Scan each line of the records for the word "TouchDesigner" and extract the ones that have it.

» **ENTRIES SUPPLIED**:
= = =

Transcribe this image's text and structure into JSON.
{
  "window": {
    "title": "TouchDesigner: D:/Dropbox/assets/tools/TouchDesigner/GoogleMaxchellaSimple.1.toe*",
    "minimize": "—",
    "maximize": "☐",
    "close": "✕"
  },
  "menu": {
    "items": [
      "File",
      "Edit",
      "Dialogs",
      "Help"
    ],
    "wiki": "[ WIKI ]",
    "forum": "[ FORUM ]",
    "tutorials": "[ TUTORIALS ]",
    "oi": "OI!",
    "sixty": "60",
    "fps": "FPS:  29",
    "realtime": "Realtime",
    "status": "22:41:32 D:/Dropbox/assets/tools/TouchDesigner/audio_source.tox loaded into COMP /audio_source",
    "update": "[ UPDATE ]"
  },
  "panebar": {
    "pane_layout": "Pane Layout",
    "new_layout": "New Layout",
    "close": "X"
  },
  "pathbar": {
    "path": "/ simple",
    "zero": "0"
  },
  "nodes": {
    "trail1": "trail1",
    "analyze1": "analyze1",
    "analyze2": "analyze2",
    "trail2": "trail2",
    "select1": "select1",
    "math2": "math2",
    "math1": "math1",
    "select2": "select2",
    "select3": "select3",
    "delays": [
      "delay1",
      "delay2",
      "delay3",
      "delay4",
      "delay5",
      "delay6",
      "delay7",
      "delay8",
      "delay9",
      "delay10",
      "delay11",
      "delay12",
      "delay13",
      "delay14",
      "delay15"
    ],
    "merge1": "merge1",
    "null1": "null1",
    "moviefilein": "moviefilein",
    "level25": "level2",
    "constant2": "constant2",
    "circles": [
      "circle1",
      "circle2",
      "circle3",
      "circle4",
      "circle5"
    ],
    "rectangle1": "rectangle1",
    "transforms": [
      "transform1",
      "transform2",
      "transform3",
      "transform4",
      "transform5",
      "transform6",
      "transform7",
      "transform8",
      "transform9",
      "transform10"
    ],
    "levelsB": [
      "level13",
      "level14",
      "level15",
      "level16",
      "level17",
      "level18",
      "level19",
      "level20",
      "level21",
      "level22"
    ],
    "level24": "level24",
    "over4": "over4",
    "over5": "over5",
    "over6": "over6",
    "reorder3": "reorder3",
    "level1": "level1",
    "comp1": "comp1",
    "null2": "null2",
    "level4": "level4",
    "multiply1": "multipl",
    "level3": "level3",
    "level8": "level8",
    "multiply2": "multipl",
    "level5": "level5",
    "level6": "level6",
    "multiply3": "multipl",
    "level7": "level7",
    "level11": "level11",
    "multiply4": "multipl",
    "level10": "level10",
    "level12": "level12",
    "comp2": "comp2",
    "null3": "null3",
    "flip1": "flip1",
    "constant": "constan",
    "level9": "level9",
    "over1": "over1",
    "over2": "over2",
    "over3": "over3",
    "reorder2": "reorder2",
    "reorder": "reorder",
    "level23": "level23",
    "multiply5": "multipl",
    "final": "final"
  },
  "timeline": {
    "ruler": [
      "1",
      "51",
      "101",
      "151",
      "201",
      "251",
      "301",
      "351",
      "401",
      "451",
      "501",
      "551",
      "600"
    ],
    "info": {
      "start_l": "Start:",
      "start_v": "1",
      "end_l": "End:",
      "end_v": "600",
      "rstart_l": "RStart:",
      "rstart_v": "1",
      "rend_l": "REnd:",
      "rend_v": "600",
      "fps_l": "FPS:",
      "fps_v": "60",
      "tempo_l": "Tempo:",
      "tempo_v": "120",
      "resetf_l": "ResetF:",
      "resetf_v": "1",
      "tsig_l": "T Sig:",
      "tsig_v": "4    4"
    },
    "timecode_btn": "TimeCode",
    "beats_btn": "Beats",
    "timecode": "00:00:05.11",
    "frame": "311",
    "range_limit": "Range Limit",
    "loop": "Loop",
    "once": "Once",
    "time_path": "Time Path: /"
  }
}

= = =

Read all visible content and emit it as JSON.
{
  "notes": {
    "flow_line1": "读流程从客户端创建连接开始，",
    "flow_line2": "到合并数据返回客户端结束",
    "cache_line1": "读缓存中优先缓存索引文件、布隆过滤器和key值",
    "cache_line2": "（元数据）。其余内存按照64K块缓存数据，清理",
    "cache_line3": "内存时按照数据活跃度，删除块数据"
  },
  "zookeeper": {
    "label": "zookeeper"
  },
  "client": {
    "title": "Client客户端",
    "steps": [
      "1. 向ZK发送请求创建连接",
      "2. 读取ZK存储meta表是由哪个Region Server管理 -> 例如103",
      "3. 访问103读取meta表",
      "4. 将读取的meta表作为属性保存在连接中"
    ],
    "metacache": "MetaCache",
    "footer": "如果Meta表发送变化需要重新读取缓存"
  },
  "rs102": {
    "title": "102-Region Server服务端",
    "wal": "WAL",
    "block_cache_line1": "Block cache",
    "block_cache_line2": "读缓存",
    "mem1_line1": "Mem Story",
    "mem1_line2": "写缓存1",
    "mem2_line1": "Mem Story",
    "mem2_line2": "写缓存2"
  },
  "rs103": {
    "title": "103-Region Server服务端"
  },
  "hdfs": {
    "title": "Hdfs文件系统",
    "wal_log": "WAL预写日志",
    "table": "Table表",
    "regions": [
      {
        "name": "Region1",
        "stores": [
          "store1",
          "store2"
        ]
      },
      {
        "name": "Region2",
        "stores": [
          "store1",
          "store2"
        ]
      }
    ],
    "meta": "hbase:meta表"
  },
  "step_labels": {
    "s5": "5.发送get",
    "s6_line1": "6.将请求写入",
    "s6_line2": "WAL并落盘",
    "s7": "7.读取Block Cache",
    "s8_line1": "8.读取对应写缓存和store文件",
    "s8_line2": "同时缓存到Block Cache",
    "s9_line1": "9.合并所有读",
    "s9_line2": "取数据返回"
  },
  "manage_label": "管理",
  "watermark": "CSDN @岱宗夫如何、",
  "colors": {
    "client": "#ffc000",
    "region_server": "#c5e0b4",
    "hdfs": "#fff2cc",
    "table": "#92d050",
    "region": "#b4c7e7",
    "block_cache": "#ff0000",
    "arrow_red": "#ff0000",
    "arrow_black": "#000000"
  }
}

= = =

» **EXPECTED ANSWER**:
    "title": "TouchDesigner: D:/Dropbox/assets/tools/TouchDesigner/GoogleMaxchellaSimple.1.toe*",
    "status": "22:41:32 D:/Dropbox/assets/tools/TouchDesigner/audio_source.tox loaded into COMP /audio_source",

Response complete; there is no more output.